TASK INPUTS:
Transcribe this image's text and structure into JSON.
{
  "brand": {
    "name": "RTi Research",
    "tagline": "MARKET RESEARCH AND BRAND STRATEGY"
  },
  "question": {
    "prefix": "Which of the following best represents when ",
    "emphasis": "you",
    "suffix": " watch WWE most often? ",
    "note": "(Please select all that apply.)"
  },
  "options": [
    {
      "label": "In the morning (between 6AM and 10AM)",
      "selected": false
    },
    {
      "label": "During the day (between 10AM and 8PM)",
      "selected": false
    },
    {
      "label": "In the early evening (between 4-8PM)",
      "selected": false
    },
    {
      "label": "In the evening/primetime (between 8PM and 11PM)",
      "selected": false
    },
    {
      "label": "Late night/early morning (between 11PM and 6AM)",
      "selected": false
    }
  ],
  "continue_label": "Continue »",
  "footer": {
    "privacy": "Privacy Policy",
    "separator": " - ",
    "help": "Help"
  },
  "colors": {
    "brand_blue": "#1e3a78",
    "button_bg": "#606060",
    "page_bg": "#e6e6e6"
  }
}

WHAT THE TASK REQUIRES: Check each line of the material above for "morning" and say how many lines contain it, giving the number alone.

COMPLETED EXERCISE: 2